DIRECTIONS FOR THIS TASK:
Extract, from the records beneath this instruction, each line that contains the word "disease".

DATA TO PROCESS:
————

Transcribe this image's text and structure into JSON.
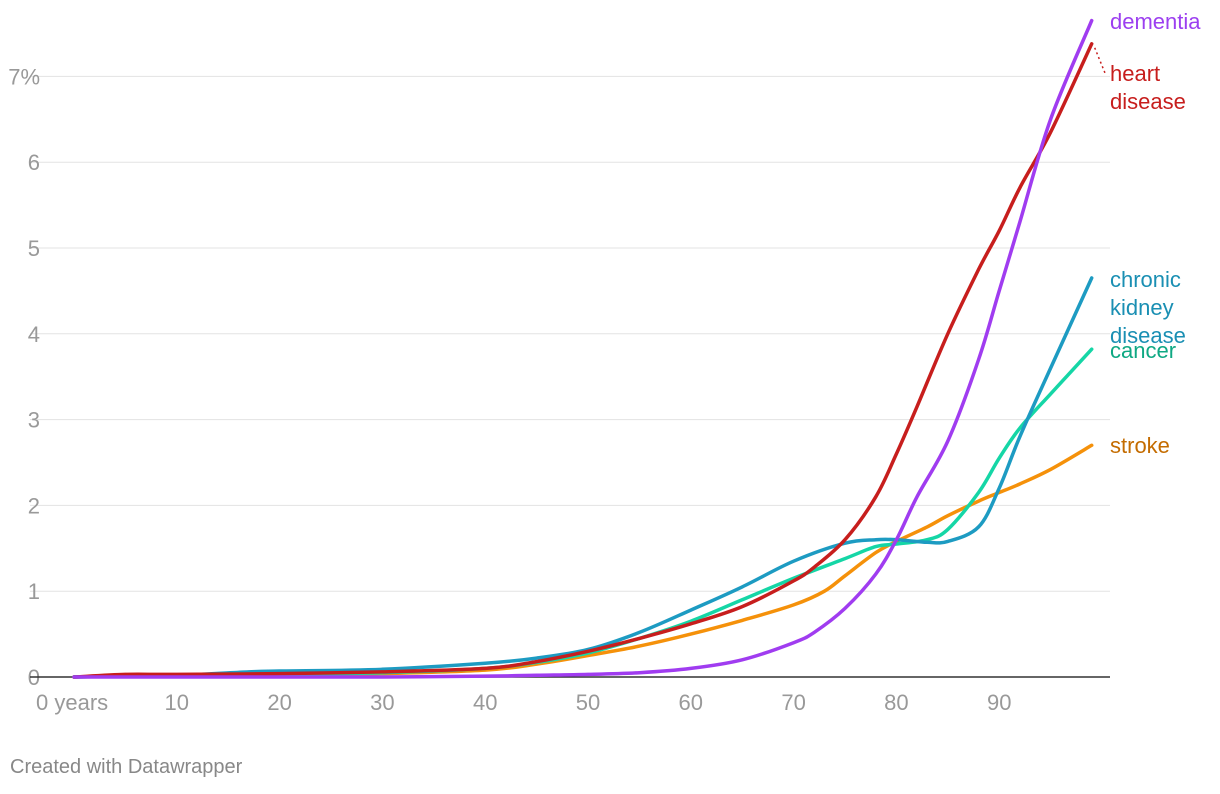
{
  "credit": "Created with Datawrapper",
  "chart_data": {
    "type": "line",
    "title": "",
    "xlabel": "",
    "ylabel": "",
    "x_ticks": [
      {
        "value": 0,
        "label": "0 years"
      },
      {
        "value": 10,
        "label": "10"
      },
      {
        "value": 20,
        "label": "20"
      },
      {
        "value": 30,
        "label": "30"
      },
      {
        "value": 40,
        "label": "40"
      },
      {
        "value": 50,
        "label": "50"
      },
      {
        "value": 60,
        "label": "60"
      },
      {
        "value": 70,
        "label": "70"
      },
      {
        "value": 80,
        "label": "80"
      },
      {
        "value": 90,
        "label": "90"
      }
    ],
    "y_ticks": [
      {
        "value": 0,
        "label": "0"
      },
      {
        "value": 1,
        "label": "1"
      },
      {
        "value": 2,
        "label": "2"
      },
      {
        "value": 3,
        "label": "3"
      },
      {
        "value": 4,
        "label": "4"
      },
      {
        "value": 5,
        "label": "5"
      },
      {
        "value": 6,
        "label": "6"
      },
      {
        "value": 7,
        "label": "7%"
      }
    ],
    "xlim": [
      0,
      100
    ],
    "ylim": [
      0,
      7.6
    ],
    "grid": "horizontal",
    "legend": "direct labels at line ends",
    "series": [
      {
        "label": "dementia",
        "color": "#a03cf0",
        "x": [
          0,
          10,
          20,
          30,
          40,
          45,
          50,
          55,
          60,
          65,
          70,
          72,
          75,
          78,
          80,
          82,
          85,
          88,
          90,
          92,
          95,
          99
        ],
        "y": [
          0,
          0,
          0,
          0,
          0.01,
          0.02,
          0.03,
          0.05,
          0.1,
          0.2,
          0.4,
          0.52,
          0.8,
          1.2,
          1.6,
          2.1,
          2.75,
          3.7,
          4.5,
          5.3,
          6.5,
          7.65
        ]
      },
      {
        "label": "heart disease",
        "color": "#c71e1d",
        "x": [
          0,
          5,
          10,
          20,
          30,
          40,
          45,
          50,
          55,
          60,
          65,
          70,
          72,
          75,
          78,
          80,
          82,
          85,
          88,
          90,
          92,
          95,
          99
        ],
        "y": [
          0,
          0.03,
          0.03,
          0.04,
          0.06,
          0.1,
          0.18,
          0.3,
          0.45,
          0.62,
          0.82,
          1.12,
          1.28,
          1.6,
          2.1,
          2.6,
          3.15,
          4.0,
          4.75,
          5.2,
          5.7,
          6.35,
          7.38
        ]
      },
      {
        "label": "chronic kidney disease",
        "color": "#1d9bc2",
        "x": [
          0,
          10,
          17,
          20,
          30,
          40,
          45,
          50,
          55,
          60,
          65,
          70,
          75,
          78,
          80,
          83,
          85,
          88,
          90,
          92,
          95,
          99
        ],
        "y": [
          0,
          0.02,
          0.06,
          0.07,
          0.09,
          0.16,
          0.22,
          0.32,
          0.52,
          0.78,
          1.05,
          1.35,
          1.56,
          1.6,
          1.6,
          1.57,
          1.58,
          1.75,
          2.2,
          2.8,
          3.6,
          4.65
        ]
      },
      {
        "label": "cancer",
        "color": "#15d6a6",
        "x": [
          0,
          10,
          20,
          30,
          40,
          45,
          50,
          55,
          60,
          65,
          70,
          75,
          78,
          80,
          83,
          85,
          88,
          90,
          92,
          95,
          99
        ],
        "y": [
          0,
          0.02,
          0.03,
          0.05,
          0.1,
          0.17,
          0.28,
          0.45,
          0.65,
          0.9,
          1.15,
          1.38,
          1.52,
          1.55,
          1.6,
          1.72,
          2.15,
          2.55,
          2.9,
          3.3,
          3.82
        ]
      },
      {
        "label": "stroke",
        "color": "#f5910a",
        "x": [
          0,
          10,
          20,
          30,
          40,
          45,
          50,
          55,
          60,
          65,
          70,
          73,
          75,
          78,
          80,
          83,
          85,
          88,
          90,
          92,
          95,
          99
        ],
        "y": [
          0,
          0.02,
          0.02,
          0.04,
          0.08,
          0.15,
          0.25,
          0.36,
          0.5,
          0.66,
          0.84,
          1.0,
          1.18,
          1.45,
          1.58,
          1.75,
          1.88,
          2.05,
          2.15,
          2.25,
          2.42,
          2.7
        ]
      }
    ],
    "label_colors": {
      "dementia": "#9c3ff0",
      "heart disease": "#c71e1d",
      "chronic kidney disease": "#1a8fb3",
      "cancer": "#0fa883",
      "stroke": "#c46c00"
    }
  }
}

————

RESULT OF THE EXERCISE:
        "label": "heart disease",
        "label": "chronic kidney disease",
      "heart disease": "#c71e1d",
      "chronic kidney disease": "#1a8fb3",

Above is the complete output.